**EXERCISE DIRECTIONS:** Please copy exactly the lines that begin with the one containing "Transcribe this chart's" and end with the last line of the entries.

Dataset listings of figures:
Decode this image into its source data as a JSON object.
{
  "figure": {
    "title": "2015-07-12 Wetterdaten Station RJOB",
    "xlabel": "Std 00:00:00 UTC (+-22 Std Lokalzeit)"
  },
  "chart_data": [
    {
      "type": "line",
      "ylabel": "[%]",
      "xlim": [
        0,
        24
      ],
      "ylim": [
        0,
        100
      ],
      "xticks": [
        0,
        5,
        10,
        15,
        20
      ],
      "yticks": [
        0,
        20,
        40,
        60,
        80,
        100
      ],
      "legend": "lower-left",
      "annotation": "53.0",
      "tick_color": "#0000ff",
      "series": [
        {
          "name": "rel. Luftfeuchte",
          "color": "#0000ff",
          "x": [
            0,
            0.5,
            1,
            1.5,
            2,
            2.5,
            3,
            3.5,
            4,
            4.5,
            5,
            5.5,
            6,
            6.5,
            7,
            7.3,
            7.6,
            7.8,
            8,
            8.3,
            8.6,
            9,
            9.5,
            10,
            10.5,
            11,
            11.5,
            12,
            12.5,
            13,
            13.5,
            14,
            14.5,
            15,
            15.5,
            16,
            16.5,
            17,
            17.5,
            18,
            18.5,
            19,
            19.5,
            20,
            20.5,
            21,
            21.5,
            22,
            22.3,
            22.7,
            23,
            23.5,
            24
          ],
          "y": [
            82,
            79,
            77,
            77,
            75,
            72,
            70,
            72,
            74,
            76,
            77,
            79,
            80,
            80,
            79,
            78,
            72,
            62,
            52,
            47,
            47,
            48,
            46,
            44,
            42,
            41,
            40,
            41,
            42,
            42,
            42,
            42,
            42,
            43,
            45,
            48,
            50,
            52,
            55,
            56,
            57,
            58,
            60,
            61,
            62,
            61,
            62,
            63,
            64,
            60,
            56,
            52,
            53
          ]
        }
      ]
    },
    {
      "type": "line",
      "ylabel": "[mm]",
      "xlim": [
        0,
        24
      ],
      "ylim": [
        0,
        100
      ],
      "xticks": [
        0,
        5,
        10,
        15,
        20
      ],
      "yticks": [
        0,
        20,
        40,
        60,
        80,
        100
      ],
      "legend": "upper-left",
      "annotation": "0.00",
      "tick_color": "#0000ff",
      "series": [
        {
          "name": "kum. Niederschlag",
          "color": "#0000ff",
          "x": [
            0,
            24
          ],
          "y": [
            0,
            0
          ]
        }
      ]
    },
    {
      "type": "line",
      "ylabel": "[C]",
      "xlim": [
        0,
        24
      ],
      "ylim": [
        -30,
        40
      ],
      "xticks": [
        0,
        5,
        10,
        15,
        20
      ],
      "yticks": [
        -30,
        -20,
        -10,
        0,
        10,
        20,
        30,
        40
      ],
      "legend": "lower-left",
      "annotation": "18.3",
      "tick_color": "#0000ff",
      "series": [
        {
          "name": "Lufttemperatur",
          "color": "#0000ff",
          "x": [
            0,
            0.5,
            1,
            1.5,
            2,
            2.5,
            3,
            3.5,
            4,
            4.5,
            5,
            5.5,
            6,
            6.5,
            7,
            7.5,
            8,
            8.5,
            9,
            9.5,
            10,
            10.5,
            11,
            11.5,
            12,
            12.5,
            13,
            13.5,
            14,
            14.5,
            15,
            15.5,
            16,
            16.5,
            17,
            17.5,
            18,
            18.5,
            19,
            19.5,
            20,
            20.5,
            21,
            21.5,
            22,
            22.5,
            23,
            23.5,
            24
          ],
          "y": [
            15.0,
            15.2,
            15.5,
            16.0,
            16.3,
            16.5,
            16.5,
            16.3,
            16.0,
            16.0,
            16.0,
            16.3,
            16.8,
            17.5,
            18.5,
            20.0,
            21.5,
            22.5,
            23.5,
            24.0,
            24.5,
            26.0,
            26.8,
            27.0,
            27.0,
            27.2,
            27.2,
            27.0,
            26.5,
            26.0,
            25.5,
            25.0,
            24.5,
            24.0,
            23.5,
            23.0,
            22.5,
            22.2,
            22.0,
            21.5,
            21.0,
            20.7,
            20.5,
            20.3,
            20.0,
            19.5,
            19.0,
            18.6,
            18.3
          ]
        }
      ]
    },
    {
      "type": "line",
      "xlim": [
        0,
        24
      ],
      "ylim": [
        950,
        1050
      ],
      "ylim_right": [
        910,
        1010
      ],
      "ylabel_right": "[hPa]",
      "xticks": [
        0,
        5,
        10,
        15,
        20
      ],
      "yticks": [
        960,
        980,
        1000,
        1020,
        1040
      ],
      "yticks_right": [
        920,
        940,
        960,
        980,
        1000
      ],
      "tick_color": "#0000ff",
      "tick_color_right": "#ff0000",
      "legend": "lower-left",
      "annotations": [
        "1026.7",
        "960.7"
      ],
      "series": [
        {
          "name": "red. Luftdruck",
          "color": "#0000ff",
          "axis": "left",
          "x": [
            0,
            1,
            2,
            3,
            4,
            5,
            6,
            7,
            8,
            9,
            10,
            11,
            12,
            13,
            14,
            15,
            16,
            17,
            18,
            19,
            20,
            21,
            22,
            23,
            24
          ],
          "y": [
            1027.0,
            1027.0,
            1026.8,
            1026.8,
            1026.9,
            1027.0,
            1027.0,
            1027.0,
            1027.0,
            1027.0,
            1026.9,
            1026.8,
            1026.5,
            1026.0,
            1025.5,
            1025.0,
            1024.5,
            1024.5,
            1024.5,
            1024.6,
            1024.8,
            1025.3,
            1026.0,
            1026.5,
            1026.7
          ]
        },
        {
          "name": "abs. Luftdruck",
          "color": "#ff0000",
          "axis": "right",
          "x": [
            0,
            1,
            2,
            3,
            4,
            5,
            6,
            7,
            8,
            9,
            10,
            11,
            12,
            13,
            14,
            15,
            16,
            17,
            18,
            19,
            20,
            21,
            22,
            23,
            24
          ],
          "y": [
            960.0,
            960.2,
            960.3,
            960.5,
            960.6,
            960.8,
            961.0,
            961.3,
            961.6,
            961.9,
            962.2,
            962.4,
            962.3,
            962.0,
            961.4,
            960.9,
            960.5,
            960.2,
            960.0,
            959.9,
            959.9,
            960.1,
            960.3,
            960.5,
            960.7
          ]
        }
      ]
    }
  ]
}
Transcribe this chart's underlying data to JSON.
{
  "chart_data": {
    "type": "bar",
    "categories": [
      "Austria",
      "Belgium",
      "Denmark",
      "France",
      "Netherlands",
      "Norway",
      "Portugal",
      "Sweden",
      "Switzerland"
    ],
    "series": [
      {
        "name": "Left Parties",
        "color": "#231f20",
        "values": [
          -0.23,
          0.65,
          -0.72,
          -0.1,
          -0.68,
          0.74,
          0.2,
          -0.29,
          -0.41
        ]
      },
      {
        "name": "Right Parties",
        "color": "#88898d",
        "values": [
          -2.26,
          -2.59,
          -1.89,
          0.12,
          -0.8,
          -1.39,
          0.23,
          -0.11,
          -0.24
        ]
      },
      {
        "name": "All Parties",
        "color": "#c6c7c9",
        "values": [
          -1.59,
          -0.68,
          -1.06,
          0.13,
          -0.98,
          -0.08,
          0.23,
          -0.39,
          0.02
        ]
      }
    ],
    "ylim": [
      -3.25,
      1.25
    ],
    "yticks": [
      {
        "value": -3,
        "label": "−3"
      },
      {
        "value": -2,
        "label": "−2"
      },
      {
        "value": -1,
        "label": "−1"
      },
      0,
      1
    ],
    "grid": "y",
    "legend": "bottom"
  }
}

**WRITTEN SOLUTION:**
Transcribe this chart's underlying data to JSON.
{
  "chart_data": {
    "type": "bar",
    "categories": [
      "Austria",
      "Belgium",
      "Denmark",
      "France",
      "Netherlands",
      "Norway",
      "Portugal",
      "Sweden",
      "Switzerland"
    ],
    "series": [
      {
        "name": "Left Parties",
        "color": "#231f20",
        "values": [
          -0.23,
          0.65,
          -0.72,
          -0.1,
          -0.68,
          0.74,
          0.2,
          -0.29,
          -0.41
        ]
      },
      {
        "name": "Right Parties",
        "color": "#88898d",
        "values": [
          -2.26,
          -2.59,
          -1.89,
          0.12,
          -0.8,
          -1.39,
          0.23,
          -0.11,
          -0.24
        ]
      },
      {
        "name": "All Parties",
        "color": "#c6c7c9",
        "values": [
          -1.59,
          -0.68,
          -1.06,
          0.13,
          -0.98,
          -0.08,
          0.23,
          -0.39,
          0.02
        ]
      }
    ],
    "ylim": [
      -3.25,
      1.25
    ],
    "yticks": [
      {
        "value": -3,
        "label": "−3"
      },
      {
        "value": -2,
        "label": "−2"
      },
      {
        "value": -1,
        "label": "−1"
      },
      0,
      1
    ],
    "grid": "y",
    "legend": "bottom"
  }
}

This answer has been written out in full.